#### [What you are asked to do]
Below are records. Copy every line with "image" in it.
— Start Records supplied —
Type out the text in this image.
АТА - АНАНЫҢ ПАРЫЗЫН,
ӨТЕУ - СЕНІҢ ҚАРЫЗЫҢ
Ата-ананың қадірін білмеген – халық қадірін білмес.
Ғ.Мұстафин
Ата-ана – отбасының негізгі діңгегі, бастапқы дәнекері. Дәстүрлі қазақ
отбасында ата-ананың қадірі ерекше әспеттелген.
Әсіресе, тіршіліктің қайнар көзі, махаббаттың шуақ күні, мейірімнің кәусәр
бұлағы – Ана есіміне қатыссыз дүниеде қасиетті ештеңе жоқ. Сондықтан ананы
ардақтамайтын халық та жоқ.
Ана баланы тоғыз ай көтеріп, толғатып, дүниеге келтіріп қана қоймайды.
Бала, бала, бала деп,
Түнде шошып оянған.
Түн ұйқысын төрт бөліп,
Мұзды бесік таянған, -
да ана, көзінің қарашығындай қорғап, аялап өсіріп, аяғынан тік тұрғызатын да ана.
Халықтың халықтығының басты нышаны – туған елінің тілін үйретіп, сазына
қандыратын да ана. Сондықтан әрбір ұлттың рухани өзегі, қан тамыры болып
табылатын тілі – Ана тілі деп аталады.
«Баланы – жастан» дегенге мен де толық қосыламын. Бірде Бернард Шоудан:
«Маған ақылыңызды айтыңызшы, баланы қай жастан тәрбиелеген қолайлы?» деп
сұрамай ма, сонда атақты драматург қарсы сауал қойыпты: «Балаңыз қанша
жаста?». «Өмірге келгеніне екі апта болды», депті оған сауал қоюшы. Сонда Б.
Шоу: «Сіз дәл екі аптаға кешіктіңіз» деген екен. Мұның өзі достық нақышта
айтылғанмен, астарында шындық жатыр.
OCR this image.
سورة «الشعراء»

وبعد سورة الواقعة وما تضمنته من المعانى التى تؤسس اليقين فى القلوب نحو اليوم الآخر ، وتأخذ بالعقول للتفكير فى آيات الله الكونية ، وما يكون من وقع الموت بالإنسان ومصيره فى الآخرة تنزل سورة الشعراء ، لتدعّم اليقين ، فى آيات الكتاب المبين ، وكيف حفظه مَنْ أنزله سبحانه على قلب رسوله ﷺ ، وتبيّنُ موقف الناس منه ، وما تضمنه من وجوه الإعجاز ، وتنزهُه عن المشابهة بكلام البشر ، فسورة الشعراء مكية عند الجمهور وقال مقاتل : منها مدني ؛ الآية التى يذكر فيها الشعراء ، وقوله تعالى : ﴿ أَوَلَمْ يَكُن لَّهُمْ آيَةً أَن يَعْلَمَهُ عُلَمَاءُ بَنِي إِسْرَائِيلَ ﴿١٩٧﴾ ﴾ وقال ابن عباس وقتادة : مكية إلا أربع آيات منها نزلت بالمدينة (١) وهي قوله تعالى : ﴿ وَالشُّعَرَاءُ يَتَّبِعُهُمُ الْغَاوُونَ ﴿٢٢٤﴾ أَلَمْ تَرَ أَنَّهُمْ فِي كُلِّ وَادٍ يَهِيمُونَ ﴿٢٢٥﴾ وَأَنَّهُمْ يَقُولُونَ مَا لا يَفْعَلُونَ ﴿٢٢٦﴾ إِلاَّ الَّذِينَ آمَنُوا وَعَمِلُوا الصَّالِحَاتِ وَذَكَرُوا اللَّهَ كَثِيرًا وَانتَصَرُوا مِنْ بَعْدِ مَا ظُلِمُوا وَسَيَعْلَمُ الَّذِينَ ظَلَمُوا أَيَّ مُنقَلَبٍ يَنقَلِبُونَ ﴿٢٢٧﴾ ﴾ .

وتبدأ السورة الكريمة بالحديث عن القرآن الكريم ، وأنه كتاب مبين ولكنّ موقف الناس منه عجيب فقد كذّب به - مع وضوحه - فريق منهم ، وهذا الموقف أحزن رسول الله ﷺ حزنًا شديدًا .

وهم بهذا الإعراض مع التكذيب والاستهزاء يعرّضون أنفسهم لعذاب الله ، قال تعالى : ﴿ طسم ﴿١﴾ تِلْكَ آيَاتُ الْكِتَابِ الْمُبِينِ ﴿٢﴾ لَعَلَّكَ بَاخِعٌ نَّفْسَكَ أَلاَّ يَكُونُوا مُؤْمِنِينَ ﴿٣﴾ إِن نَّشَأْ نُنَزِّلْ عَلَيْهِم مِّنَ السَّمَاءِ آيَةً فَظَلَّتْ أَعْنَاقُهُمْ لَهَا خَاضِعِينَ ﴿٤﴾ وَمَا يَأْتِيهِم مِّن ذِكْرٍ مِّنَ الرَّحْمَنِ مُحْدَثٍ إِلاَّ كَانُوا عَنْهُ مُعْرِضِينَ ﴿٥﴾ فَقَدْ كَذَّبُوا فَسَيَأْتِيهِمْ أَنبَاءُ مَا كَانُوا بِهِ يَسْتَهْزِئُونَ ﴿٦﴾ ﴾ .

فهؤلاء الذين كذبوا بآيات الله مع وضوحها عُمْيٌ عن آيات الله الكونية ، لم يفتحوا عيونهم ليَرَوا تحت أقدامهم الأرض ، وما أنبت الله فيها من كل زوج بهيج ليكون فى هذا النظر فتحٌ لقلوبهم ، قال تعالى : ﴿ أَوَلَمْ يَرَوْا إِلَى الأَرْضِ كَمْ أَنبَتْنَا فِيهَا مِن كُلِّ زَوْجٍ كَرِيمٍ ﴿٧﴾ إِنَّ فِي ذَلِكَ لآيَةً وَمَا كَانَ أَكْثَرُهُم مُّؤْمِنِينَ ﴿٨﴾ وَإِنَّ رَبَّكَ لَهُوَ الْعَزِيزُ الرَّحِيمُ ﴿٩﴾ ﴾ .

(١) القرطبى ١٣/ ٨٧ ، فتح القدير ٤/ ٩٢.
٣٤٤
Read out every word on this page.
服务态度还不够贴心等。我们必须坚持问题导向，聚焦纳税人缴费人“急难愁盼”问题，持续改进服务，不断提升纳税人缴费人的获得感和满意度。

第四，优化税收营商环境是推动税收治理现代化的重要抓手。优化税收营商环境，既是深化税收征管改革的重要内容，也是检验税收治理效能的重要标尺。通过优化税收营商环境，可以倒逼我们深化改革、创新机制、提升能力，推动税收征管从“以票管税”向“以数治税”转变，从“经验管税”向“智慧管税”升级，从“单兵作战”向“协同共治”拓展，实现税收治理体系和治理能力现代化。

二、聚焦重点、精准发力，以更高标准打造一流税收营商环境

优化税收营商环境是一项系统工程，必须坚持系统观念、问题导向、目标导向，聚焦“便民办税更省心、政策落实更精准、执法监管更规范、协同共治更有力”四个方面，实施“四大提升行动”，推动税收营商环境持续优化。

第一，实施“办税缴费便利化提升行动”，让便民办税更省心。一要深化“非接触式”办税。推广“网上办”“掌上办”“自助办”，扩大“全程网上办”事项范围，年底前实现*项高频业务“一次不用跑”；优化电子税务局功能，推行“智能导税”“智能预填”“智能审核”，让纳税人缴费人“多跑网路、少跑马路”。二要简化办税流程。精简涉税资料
— End Records supplied —
#### [Response to the exercise]
Type out the text in this image.
OCR this image.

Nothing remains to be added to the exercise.